(Stored rows)

= = = = = = =

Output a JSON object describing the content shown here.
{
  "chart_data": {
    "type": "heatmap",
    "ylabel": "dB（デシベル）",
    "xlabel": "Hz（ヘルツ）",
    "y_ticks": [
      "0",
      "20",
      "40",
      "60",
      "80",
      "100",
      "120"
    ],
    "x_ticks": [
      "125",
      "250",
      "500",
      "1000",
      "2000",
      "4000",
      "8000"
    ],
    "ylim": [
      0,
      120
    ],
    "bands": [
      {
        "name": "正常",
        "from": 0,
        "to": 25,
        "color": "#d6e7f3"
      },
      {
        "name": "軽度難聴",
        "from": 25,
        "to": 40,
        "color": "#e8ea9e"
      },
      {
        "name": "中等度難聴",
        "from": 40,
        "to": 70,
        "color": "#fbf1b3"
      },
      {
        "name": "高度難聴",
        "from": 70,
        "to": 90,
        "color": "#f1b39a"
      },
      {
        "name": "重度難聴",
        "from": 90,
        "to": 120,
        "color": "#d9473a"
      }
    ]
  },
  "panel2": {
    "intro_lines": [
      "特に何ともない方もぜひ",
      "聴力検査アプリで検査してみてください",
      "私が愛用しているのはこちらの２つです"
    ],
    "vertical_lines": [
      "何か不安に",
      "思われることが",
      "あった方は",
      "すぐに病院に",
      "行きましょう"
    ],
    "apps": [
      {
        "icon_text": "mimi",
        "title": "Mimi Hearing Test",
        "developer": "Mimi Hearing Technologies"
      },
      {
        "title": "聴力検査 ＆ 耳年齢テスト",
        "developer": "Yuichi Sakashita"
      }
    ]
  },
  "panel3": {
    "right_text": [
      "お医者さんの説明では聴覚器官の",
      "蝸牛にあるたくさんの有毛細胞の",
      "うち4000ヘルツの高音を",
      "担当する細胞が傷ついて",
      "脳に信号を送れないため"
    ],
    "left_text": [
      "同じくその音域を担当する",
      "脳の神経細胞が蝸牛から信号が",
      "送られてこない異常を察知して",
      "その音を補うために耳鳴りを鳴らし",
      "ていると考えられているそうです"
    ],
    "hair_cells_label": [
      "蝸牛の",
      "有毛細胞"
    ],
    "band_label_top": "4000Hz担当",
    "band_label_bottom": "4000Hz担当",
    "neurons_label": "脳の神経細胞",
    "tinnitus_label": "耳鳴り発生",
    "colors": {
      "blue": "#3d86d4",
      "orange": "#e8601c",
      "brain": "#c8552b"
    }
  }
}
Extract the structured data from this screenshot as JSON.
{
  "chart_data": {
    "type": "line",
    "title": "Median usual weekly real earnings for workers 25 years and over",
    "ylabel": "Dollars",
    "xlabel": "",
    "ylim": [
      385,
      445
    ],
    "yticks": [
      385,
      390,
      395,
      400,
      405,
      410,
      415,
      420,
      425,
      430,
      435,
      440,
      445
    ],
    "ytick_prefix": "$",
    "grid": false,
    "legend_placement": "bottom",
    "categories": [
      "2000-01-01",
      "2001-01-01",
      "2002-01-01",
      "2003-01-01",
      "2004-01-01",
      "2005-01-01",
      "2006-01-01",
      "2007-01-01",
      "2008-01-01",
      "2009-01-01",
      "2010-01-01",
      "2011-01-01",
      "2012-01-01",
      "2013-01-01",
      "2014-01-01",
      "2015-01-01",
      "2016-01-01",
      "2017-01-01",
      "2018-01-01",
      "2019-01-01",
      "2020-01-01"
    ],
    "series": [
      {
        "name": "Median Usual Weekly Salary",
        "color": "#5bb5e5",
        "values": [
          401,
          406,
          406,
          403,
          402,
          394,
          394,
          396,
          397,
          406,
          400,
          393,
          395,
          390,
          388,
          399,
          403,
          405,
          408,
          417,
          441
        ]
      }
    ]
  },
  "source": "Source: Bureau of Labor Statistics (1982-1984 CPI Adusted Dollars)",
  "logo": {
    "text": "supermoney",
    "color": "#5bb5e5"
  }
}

= = = = = = =

(Written request) Please reproduce each record precisely as written.

(Result of this exercise)
Output a JSON object describing the content shown here.
{
  "chart_data": {
    "type": "heatmap",
    "ylabel": "dB（デシベル）",
    "xlabel": "Hz（ヘルツ）",
    "y_ticks": [
      "0",
      "20",
      "40",
      "60",
      "80",
      "100",
      "120"
    ],
    "x_ticks": [
      "125",
      "250",
      "500",
      "1000",
      "2000",
      "4000",
      "8000"
    ],
    "ylim": [
      0,
      120
    ],
    "bands": [
      {
        "name": "正常",
        "from": 0,
        "to": 25,
        "color": "#d6e7f3"
      },
      {
        "name": "軽度難聴",
        "from": 25,
        "to": 40,
        "color": "#e8ea9e"
      },
      {
        "name": "中等度難聴",
        "from": 40,
        "to": 70,
        "color": "#fbf1b3"
      },
      {
        "name": "高度難聴",
        "from": 70,
        "to": 90,
        "color": "#f1b39a"
      },
      {
        "name": "重度難聴",
        "from": 90,
        "to": 120,
        "color": "#d9473a"
      }
    ]
  },
  "panel2": {
    "intro_lines": [
      "特に何ともない方もぜひ",
      "聴力検査アプリで検査してみてください",
      "私が愛用しているのはこちらの２つです"
    ],
    "vertical_lines": [
      "何か不安に",
      "思われることが",
      "あった方は",
      "すぐに病院に",
      "行きましょう"
    ],
    "apps": [
      {
        "icon_text": "mimi",
        "title": "Mimi Hearing Test",
        "developer": "Mimi Hearing Technologies"
      },
      {
        "title": "聴力検査 ＆ 耳年齢テスト",
        "developer": "Yuichi Sakashita"
      }
    ]
  },
  "panel3": {
    "right_text": [
      "お医者さんの説明では聴覚器官の",
      "蝸牛にあるたくさんの有毛細胞の",
      "うち4000ヘルツの高音を",
      "担当する細胞が傷ついて",
      "脳に信号を送れないため"
    ],
    "left_text": [
      "同じくその音域を担当する",
      "脳の神経細胞が蝸牛から信号が",
      "送られてこない異常を察知して",
      "その音を補うために耳鳴りを鳴らし",
      "ていると考えられているそうです"
    ],
    "hair_cells_label": [
      "蝸牛の",
      "有毛細胞"
    ],
    "band_label_top": "4000Hz担当",
    "band_label_bottom": "4000Hz担当",
    "neurons_label": "脳の神経細胞",
    "tinnitus_label": "耳鳴り発生",
    "colors": {
      "blue": "#3d86d4",
      "orange": "#e8601c",
      "brain": "#c8552b"
    }
  }
}
Extract the structured data from this screenshot as JSON.
{
  "chart_data": {
    "type": "line",
    "title": "Median usual weekly real earnings for workers 25 years and over",
    "ylabel": "Dollars",
    "xlabel": "",
    "ylim": [
      385,
      445
    ],
    "yticks": [
      385,
      390,
      395,
      400,
      405,
      410,
      415,
      420,
      425,
      430,
      435,
      440,
      445
    ],
    "ytick_prefix": "$",
    "grid": false,
    "legend_placement": "bottom",
    "categories": [
      "2000-01-01",
      "2001-01-01",
      "2002-01-01",
      "2003-01-01",
      "2004-01-01",
      "2005-01-01",
      "2006-01-01",
      "2007-01-01",
      "2008-01-01",
      "2009-01-01",
      "2010-01-01",
      "2011-01-01",
      "2012-01-01",
      "2013-01-01",
      "2014-01-01",
      "2015-01-01",
      "2016-01-01",
      "2017-01-01",
      "2018-01-01",
      "2019-01-01",
      "2020-01-01"
    ],
    "series": [
      {
        "name": "Median Usual Weekly Salary",
        "color": "#5bb5e5",
        "values": [
          401,
          406,
          406,
          403,
          402,
          394,
          394,
          396,
          397,
          406,
          400,
          393,
          395,
          390,
          388,
          399,
          403,
          405,
          408,
          417,
          441
        ]
      }
    ]
  },
  "source": "Source: Bureau of Labor Statistics (1982-1984 CPI Adusted Dollars)",
  "logo": {
    "text": "supermoney",
    "color": "#5bb5e5"
  }
}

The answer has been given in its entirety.